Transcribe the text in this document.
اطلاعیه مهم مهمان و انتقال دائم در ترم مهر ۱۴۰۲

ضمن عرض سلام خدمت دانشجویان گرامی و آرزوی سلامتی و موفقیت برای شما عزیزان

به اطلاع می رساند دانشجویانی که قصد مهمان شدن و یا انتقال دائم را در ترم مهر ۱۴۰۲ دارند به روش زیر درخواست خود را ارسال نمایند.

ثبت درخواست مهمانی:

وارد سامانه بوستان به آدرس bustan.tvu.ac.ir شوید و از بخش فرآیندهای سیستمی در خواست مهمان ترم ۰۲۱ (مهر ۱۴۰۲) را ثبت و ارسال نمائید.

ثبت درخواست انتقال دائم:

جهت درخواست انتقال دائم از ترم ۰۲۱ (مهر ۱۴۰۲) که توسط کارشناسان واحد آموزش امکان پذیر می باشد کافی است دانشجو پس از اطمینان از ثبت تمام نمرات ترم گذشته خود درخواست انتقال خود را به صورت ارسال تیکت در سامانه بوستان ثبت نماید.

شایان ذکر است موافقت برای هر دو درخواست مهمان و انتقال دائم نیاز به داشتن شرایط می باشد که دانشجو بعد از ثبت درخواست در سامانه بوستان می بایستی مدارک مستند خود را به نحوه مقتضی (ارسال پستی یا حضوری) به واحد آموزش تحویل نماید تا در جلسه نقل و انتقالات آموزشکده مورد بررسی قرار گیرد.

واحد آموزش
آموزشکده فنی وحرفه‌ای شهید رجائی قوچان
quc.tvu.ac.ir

* [Exercise aim]
Repeat each record in full; every line must match exactly.

* [Task response]
Transcribe the text in this document.
اطلاعیه مهم مهمان و انتقال دائم در ترم مهر ۱۴۰۲

ضمن عرض سلام خدمت دانشجویان گرامی و آرزوی سلامتی و موفقیت برای شما عزیزان

به اطلاع می رساند دانشجویانی که قصد مهمان شدن و یا انتقال دائم را در ترم مهر ۱۴۰۲ دارند به روش زیر درخواست خود را ارسال نمایند.

ثبت درخواست مهمانی:

وارد سامانه بوستان به آدرس bustan.tvu.ac.ir شوید و از بخش فرآیندهای سیستمی در خواست مهمان ترم ۰۲۱ (مهر ۱۴۰۲) را ثبت و ارسال نمائید.

ثبت درخواست انتقال دائم:

جهت درخواست انتقال دائم از ترم ۰۲۱ (مهر ۱۴۰۲) که توسط کارشناسان واحد آموزش امکان پذیر می باشد کافی است دانشجو پس از اطمینان از ثبت تمام نمرات ترم گذشته خود درخواست انتقال خود را به صورت ارسال تیکت در سامانه بوستان ثبت نماید.

شایان ذکر است موافقت برای هر دو درخواست مهمان و انتقال دائم نیاز به داشتن شرایط می باشد که دانشجو بعد از ثبت درخواست در سامانه بوستان می بایستی مدارک مستند خود را به نحوه مقتضی (ارسال پستی یا حضوری) به واحد آموزش تحویل نماید تا در جلسه نقل و انتقالات آموزشکده مورد بررسی قرار گیرد.

واحد آموزش
آموزشکده فنی وحرفه‌ای شهید رجائی قوچان
quc.tvu.ac.ir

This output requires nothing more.